## WHAT THE TASK REQUIRES:
Spot each line that carries the word "shape"; copy those lines.

(Chart and figure data)
<<<<

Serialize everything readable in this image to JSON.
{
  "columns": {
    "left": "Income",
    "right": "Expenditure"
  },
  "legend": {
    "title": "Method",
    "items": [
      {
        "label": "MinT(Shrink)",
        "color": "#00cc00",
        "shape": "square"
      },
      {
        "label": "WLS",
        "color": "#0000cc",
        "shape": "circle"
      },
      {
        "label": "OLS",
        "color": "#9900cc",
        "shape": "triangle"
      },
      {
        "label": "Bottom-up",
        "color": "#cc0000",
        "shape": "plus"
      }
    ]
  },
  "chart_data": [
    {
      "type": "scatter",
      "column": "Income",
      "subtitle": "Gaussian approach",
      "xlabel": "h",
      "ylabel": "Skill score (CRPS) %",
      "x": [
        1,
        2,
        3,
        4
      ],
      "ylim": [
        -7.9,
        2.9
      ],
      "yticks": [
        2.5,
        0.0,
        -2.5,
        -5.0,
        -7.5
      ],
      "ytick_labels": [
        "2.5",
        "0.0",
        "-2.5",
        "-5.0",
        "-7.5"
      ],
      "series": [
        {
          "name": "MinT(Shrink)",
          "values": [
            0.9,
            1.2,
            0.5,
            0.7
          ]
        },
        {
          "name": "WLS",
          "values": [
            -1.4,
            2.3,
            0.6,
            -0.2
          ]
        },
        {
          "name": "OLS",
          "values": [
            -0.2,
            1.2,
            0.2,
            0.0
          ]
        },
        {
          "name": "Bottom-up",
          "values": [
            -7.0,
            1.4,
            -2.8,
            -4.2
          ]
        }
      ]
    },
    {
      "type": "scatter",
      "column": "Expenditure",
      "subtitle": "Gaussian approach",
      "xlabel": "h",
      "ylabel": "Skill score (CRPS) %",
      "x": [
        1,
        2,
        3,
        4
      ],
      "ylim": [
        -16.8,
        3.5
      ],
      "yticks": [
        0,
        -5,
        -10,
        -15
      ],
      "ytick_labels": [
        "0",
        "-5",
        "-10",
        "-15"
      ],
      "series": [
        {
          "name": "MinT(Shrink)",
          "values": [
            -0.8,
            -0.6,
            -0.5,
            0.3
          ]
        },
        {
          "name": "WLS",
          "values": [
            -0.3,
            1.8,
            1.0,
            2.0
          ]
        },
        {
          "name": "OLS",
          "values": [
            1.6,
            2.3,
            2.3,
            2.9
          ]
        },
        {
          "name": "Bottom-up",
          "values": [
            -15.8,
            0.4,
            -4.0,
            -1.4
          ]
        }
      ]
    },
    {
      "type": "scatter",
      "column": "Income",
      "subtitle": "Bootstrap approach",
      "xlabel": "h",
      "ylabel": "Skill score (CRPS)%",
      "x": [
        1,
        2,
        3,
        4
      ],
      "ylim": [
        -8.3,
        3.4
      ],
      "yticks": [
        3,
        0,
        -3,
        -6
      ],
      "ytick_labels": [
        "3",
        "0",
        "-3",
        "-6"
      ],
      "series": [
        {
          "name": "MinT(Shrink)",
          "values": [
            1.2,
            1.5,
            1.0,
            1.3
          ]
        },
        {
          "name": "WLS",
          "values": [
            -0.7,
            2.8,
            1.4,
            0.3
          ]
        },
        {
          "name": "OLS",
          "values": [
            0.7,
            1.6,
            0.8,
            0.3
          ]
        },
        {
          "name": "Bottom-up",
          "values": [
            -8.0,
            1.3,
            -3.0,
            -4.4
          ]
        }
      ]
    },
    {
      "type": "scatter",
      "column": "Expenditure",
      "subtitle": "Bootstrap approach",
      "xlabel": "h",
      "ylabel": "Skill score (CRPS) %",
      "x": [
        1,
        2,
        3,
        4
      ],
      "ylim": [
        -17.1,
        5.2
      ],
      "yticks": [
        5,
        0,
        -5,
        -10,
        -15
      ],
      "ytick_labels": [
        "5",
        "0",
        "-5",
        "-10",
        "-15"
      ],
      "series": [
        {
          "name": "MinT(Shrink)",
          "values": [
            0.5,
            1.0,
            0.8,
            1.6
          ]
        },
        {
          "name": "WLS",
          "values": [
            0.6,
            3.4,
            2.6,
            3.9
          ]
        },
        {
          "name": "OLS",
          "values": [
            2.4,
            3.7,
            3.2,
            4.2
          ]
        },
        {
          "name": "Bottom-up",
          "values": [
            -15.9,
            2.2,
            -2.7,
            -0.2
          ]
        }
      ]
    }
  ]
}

>>>>

## FINISHED ANSWER:
        "shape": "square"
        "shape": "circle"
        "shape": "triangle"
        "shape": "plus"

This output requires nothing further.